═══ Trecho selecionado ═══
Natal de Reencontros e Saudade: Histórias de Famílias Brasileiras Marcadas pela Distância
© Valter Campanato/Agência Brasil
A proximidade do Natal reacende o desejo de muitos brasileiros de se reunirem com a família, mesmo diante de desafios financeiros e longas distâncias. Maria dos Navegantes, diarista de Valparaíso de Goiás, exemplifica essa realidade. Moradora da região, ela aguardava ansiosamente na rodoviária de Brasília para embarcar rumo a Frutal (MG), onde passará o Natal com sua filha e netas. A viagem, com passagens que ultrapassam R$ 1 mil, representa um sacrifício financeiro, mas a alegria de reencontrar a família compensa o esforço. “Nas minhas caixas, o que mais tem são presentes que eu fui comprando para elas ao longo deste ano em que não nos vimos. Não vejo a hora de abraçá-las. É o meu presente de Natal”, declarou Maria, emocionada.
Segundo um levantamento do Instituto Locomotiva, o Natal é a principal data de encontro familiar no Brasil, com 61% dos brasileiros priorizando essa ocasião para estar com seus entes queridos. As mulheres, em particular, demonstram maior atenção a esses encontros. A pesquisa também revela que 68% dos brasileiros valorizam rituais familiares e datas comemorativas, e 75% acreditam que a felicidade se completa quando compartilhada com aqueles que amam.
Em Brasília, a pedagoga Laíssa Macedo antecipou a celebração natalina com sua família para participar de uma ação missionária em Conceição da Paraíba, onde distribuirá materiais escolares e de higiene para comunidades carentes. “Será um Natal diferente para mim. Minha família sentiu, mas entendeu que só vou voltar no final de janeiro”, relatou Laíssa.
═══ Informações fornecidas ═══
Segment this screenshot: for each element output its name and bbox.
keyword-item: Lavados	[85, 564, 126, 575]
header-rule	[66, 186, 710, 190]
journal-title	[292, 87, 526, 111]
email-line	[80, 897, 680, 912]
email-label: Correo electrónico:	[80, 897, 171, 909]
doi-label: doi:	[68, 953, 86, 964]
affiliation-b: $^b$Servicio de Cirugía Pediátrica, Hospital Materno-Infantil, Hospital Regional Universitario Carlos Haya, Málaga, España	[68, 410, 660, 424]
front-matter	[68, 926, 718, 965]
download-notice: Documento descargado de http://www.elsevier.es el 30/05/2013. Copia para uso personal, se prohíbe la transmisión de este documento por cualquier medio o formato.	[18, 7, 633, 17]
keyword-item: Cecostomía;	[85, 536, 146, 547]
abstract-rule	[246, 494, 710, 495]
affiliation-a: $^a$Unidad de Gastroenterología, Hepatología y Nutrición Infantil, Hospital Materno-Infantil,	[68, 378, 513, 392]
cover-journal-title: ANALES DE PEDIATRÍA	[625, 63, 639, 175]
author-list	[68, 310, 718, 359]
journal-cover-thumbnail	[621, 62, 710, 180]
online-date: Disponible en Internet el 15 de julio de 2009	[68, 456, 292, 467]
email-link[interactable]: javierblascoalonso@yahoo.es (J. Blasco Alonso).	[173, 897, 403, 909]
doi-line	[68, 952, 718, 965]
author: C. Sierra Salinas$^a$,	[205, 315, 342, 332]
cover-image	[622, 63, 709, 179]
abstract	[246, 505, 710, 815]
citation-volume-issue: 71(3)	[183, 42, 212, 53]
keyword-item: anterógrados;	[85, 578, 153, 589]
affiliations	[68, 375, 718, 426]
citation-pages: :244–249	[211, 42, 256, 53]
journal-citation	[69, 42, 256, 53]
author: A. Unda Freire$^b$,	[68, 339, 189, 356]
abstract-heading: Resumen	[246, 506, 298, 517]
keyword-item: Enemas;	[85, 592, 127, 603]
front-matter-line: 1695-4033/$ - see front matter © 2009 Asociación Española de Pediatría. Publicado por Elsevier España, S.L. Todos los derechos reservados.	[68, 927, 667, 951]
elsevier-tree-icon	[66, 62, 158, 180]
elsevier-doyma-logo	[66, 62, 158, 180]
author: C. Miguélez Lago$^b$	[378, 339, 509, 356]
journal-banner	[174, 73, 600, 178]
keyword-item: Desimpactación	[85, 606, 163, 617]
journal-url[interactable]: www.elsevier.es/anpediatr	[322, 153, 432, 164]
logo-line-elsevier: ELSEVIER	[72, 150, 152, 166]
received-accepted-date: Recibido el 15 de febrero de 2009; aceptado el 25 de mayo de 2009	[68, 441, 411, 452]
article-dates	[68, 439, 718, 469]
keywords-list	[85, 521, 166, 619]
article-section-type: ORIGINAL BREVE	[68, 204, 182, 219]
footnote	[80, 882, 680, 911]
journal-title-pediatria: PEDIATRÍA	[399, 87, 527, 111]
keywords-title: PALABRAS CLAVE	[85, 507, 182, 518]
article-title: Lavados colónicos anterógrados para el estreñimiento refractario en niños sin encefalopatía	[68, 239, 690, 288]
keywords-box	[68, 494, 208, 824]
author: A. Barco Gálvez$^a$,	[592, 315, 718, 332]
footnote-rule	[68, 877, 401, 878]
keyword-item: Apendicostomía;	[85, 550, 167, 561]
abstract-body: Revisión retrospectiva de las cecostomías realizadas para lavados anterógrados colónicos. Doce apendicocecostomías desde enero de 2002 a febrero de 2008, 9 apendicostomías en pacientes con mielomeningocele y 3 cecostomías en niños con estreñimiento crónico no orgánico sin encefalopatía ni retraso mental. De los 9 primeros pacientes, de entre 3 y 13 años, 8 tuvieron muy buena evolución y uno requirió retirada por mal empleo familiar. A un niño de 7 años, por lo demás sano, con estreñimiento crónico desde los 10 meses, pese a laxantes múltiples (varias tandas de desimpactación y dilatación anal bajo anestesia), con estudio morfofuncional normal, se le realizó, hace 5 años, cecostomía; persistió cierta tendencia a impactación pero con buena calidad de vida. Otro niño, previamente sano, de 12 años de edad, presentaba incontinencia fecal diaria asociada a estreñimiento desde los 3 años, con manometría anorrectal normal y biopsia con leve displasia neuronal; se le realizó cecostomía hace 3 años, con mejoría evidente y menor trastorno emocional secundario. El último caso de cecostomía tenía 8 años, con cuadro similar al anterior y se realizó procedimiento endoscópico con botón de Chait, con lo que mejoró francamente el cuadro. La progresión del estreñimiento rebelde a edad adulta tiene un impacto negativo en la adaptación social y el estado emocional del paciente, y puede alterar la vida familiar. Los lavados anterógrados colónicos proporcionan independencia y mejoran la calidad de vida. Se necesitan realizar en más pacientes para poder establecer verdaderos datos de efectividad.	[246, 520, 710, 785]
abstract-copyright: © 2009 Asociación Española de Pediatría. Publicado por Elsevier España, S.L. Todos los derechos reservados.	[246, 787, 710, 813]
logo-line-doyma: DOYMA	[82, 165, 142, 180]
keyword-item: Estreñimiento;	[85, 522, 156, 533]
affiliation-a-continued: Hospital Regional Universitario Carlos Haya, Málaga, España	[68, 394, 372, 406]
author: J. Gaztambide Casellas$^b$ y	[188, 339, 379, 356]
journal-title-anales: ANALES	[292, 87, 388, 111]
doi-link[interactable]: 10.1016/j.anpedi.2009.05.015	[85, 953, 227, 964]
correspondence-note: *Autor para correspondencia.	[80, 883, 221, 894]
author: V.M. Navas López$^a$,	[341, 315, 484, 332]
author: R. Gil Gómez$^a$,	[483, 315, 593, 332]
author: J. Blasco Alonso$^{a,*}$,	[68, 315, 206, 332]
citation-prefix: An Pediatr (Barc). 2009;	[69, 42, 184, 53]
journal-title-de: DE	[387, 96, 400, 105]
═══
_Para fazer_
a) Responda com base na reportagem sobre o Natal e a distância das famílias:
(i) Para qual cidade Maria dos Navegantes ia viajar?
(ii) Segundo o Instituto Locomotiva, qual porcentagem dos brasileiros prioriza o Natal para estar com os entes queridos?
(iii) Quando Laíssa Macedo vai voltar para casa?
b) Continue a reportagem sobre o Natal e a distância das famílias depois da última frase.

_Respostas das tarefas_
a)
(i) Frutal (MG).
(ii) 61%.
(iii) No final de janeiro.

b)
A pesquisa do Instituto Locomotiva também aponta que 65% dos brasileiros gostariam de passar mais tempo com a família, e nove em cada dez possuem parentes que moram longe. A agricultora Adelina Maria de Jesus, residente em um assentamento sem-terra em Rubiataba, expressou sua tristeza por não poder reunir seus quatro filhos no Natal, dispersos em diferentes regiões do país em busca de trabalho. “Eu tenho esperança de que um dia teremos dinheiro para nos reunirmos de verdade. Seria meu sonho de Natal”, desabafou Adelina, que não convive com os filhos há mais de 15 anos.
Para Joselita da Conceição, diarista de 51 anos, a prioridade é garantir a convivência familiar. Ela, sua filha e netos embarcaram rumo a Ituberá (BA), ansiosos para reencontrar os 30 familiares com quem celebrarão a ceia natalina e matar a saudade do mar. “Quero que meus filhos tenham convivência com os primos. No final do ano, é tempo para isso”, afirmou Joselita, que trabalha duro para proporcionar esses momentos à sua família.